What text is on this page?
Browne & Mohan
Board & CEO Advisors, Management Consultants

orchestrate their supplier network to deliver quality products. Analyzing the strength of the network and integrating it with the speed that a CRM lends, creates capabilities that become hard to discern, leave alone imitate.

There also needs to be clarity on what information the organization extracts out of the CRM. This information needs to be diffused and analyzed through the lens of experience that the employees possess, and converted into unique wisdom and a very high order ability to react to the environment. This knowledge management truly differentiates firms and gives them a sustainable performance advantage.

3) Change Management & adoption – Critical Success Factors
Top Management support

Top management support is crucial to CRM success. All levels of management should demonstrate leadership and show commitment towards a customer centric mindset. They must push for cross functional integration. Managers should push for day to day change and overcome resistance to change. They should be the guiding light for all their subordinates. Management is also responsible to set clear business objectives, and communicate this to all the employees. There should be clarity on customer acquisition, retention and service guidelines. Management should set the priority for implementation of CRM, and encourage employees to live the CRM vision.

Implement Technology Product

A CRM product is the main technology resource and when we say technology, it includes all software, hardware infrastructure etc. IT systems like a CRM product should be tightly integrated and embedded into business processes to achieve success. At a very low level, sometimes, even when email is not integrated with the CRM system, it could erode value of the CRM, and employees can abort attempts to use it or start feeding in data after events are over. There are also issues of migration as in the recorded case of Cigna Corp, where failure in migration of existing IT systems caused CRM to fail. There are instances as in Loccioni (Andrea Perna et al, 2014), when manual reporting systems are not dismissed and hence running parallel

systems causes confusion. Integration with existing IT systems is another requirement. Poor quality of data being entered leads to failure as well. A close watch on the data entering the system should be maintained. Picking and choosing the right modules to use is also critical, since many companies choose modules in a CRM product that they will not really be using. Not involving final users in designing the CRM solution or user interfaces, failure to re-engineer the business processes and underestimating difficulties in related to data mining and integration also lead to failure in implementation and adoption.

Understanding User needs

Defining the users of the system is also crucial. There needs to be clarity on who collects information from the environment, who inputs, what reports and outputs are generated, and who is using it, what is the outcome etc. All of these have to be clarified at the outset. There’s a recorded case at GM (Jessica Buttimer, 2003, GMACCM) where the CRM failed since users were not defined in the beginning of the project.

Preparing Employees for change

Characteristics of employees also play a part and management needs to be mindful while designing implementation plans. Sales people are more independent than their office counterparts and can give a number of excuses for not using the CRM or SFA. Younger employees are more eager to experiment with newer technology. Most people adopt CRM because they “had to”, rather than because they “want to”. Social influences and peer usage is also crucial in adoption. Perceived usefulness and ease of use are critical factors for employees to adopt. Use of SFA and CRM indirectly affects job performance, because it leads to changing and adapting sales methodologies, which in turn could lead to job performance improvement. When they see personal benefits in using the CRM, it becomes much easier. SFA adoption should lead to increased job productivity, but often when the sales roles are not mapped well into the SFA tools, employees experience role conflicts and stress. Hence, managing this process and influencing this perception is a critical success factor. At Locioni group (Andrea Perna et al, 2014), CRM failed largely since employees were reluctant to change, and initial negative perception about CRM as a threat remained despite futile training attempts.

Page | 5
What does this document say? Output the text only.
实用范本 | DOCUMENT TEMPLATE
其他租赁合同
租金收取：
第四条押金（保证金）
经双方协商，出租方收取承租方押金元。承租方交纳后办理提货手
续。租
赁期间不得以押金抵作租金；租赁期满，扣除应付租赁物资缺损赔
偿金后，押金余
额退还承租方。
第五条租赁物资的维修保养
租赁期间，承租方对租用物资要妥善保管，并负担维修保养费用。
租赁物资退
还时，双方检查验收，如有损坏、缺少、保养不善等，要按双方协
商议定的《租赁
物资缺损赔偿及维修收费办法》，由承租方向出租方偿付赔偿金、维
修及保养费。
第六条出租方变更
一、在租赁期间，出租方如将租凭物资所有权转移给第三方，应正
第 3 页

◆ ◆ ◆ ◆

-- OBJECTIVE --
Could you transcribe the records in full, exactly?

-- FINAL RESULT --
What text is on this page?
Browne & Mohan
Board & CEO Advisors, Management Consultants

orchestrate their supplier network to deliver quality products. Analyzing the strength of the network and integrating it with the speed that a CRM lends, creates capabilities that become hard to discern, leave alone imitate.

There also needs to be clarity on what information the organization extracts out of the CRM. This information needs to be diffused and analyzed through the lens of experience that the employees possess, and converted into unique wisdom and a very high order ability to react to the environment. This knowledge management truly differentiates firms and gives them a sustainable performance advantage.

3) Change Management & adoption – Critical Success Factors
Top Management support

Top management support is crucial to CRM success. All levels of management should demonstrate leadership and show commitment towards a customer centric mindset. They must push for cross functional integration. Managers should push for day to day change and overcome resistance to change. They should be the guiding light for all their subordinates. Management is also responsible to set clear business objectives, and communicate this to all the employees. There should be clarity on customer acquisition, retention and service guidelines. Management should set the priority for implementation of CRM, and encourage employees to live the CRM vision.

Implement Technology Product

A CRM product is the main technology resource and when we say technology, it includes all software, hardware infrastructure etc. IT systems like a CRM product should be tightly integrated and embedded into business processes to achieve success. At a very low level, sometimes, even when email is not integrated with the CRM system, it could erode value of the CRM, and employees can abort attempts to use it or start feeding in data after events are over. There are also issues of migration as in the recorded case of Cigna Corp, where failure in migration of existing IT systems caused CRM to fail. There are instances as in Loccioni (Andrea Perna et al, 2014), when manual reporting systems are not dismissed and hence running parallel

systems causes confusion. Integration with existing IT systems is another requirement. Poor quality of data being entered leads to failure as well. A close watch on the data entering the system should be maintained. Picking and choosing the right modules to use is also critical, since many companies choose modules in a CRM product that they will not really be using. Not involving final users in designing the CRM solution or user interfaces, failure to re-engineer the business processes and underestimating difficulties in related to data mining and integration also lead to failure in implementation and adoption.

Understanding User needs

Defining the users of the system is also crucial. There needs to be clarity on who collects information from the environment, who inputs, what reports and outputs are generated, and who is using it, what is the outcome etc. All of these have to be clarified at the outset. There’s a recorded case at GM (Jessica Buttimer, 2003, GMACCM) where the CRM failed since users were not defined in the beginning of the project.

Preparing Employees for change

Characteristics of employees also play a part and management needs to be mindful while designing implementation plans. Sales people are more independent than their office counterparts and can give a number of excuses for not using the CRM or SFA. Younger employees are more eager to experiment with newer technology. Most people adopt CRM because they “had to”, rather than because they “want to”. Social influences and peer usage is also crucial in adoption. Perceived usefulness and ease of use are critical factors for employees to adopt. Use of SFA and CRM indirectly affects job performance, because it leads to changing and adapting sales methodologies, which in turn could lead to job performance improvement. When they see personal benefits in using the CRM, it becomes much easier. SFA adoption should lead to increased job productivity, but often when the sales roles are not mapped well into the SFA tools, employees experience role conflicts and stress. Hence, managing this process and influencing this perception is a critical success factor. At Locioni group (Andrea Perna et al, 2014), CRM failed largely since employees were reluctant to change, and initial negative perception about CRM as a threat remained despite futile training attempts.

Page | 5
What does this document say? Output the text only.
实用范本 | DOCUMENT TEMPLATE
其他租赁合同
租金收取：
第四条押金（保证金）
经双方协商，出租方收取承租方押金元。承租方交纳后办理提货手
续。租
赁期间不得以押金抵作租金；租赁期满，扣除应付租赁物资缺损赔
偿金后，押金余
额退还承租方。
第五条租赁物资的维修保养
租赁期间，承租方对租用物资要妥善保管，并负担维修保养费用。
租赁物资退
还时，双方检查验收，如有损坏、缺少、保养不善等，要按双方协
商议定的《租赁
物资缺损赔偿及维修收费办法》，由承租方向出租方偿付赔偿金、维
修及保养费。
第六条出租方变更
一、在租赁期间，出租方如将租凭物资所有权转移给第三方，应正
第 3 页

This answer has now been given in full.